• _Segmento di testo_:
● ● ● ● ●
Messico nord-occidentale, Texas meridionale
Nei torridi deserti tra Messico e Texas, si scava in terra per raccogliere un piccolo cactus senza spine, che si dice abbia il potere di ampliare la visione di chi è abbastanza forte e coraggioso da accoglierlo. Il peyote non si prende: è lui che prende te.
Mescalito - la figura che, in tempi più recenti, è diventata la personificazione del cactus - si mostra da più di 5.000 anni ad Aztechi, indios e indiani americani, ed è un caposaldo di molte pratiche culturali e religiose. Le cerimonie possono anche essere molto diverse tra loro, ma sono quasi tutte comunitarie: sotto la guida di uno sciamano, il gruppo intona speciali canti mentre ingerisce i boccioli essiccati del cactus. Nel corso di 10-12 ore, le allucinazioni (accompagnate, per i neofiti, da violenti attacchi di vomito) trasportano l'iniziato nello spazio e nel tempo, attraverso un ampio spettro di emozioni. Il peyote ispira sentimenti di timore reverenziale che a volte confina con la vera e propria paura.
Isole del Pacifico
La kava (anche detta kava-kava o yaqona, "nutrimento degli dei" è probabilmente uno degli enteogeni più blandi, ed è l'unica sostanza citata in questo articolo che può essere legalmente utilizzata negli Stati Uniti anche al di fuori del contesto religioso. Conosciuta nelle isole del Pacifico (tra cui le Hawaii, Vanuatu e le Figi) per i suoi poteri pacificanti, la kava è un elemento fondamentale del tradizionale stile di vita polinesiano, e viene usata in vari contesti, dal religioso al sociale, come mediatore tra le persone e il Vu, la forza spirituale. Senza la kava, si dice, il Vu non si manifesta.
Per preparare la bevanda, opaca e lattea - si bollono le radici lunghe e nodose della pianta dopo averle pestate, masticate o comunque polverizzate. Mentre la bevanda gorgoglia nello stomaco, il consumatore entra in un curioso stato mentale a metà tra tranquillità ed euforia, senza perdere lucidità. Tuttavia il consumo prolungato può indurre una specie di blocco mentale, quasi un gentile sonnambulismo. Per affrontare l'esperienza nel modo giusto, è consigliabile non abbandonarsi del tutto all'annebbiamento, ma farsene per così dire guidare, ad esempio meditando o chiedendo la soluzione a un problema.
● ● ● ● ●
• _Dati da esaminare_:

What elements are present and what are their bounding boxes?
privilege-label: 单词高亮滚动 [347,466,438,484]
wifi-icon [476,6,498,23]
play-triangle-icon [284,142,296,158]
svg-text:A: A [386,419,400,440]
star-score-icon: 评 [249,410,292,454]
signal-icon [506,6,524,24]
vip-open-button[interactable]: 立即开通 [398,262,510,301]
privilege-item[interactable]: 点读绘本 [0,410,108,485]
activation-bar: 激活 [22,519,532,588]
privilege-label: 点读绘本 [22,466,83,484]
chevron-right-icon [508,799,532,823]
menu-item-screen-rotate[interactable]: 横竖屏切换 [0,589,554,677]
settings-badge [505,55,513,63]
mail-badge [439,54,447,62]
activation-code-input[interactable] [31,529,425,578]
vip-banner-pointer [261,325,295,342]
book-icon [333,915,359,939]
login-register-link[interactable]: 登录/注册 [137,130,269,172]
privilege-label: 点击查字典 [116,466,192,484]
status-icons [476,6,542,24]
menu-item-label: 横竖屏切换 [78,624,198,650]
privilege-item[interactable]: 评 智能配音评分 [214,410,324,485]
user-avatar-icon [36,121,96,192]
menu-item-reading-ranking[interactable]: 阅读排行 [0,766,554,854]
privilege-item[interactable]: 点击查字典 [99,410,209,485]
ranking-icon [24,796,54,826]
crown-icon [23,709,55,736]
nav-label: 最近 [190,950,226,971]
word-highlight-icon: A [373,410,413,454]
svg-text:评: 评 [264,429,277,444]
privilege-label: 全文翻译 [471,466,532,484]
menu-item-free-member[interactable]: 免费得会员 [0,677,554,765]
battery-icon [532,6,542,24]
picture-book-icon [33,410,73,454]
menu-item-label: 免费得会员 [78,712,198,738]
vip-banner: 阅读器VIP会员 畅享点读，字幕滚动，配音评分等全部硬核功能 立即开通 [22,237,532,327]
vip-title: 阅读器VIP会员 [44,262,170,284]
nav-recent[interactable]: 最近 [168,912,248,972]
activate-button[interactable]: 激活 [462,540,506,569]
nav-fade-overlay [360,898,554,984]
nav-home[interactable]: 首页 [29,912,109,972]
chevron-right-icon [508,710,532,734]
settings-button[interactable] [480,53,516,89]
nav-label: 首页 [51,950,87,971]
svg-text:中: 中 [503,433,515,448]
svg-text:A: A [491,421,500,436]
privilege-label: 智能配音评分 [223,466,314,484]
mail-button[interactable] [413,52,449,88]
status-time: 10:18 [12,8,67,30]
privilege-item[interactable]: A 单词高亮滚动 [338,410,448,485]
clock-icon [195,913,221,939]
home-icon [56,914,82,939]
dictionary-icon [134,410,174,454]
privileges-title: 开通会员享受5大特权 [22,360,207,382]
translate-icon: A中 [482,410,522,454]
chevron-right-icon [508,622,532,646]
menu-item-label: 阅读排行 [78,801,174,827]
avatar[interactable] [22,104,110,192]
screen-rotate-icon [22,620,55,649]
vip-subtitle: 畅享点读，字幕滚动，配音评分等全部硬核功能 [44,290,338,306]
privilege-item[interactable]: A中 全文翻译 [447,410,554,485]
● ● ● ● ●
• _Compiti da svolgere_:
A. Trascrivi dal testo sul peyote e sulla kava il passo che comincia con "Mescalito - la" e finisce con "e propria paura.".
B. Riprendi il testo sul peyote e sulla kava da dove si ferma e prosegui la scrittura.

• _Risposte_:
A.
Mescalito - la figura che, in tempi più recenti, è diventata la personificazione del cactus - si mostra da più di 5.000 anni ad Aztechi, indios e indiani americani, ed è un caposaldo di molte pratiche culturali e religiose. Le cerimonie possono anche essere molto diverse tra loro, ma sono quasi tutte comunitarie: sotto la guida di uno sciamano, il gruppo intona speciali canti mentre ingerisce i boccioli essiccati del cactus. Nel corso di 10-12 ore, le allucinazioni (accompagnate, per i neofiti, da violenti attacchi di vomito) trasportano l'iniziato nello spazio e nel tempo, attraverso un ampio spettro di emozioni. Il peyote ispira sentimenti di timore reverenziale che a volte confina con la vera e propria paura.

B.
Oaxaca, Messico meridionale
Negli anni Cinquanta, due americani riuscirono a partecipare a una cerimonia tradizionale dei Mazatechi dello stato di Oaxaca, e a raccontare le loro "profonde esperienze" al mondo in un reportage fotografico pubblicato dalla rivista Life, dal titolo Seeking the Magic Mushroom ("alla ricerca del fungo magico"). Cominciò così la lunga e tormentata storia d'amore tra l'Occidente e la psilocibina, la sostanza psichedelica presente nei funghi. A studiarla e propagandarla per le sue proprietà psicologiche e religiose fu soprattutto Timothy Leary, animatore dello Psylocybin Project dell'Università di Harvard.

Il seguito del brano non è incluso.